Aim of the exercise: Determine how many lines of this material contain "title". Give only the number.
START Data entries
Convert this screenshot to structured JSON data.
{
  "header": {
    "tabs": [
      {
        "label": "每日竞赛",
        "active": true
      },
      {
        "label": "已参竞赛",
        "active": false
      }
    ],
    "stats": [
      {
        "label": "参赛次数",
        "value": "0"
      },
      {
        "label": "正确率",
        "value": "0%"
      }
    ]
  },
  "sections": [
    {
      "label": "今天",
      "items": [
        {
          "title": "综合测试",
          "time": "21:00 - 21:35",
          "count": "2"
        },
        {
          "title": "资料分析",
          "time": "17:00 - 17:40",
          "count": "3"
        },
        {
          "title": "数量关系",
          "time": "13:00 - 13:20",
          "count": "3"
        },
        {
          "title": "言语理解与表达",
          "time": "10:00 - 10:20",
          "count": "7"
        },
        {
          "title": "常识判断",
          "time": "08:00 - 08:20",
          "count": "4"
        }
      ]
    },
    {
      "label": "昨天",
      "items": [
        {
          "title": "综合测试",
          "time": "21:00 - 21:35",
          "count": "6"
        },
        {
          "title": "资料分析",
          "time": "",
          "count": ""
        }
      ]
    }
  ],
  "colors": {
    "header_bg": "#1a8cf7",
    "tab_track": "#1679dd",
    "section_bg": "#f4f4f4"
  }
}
END Data entries
Written response: 7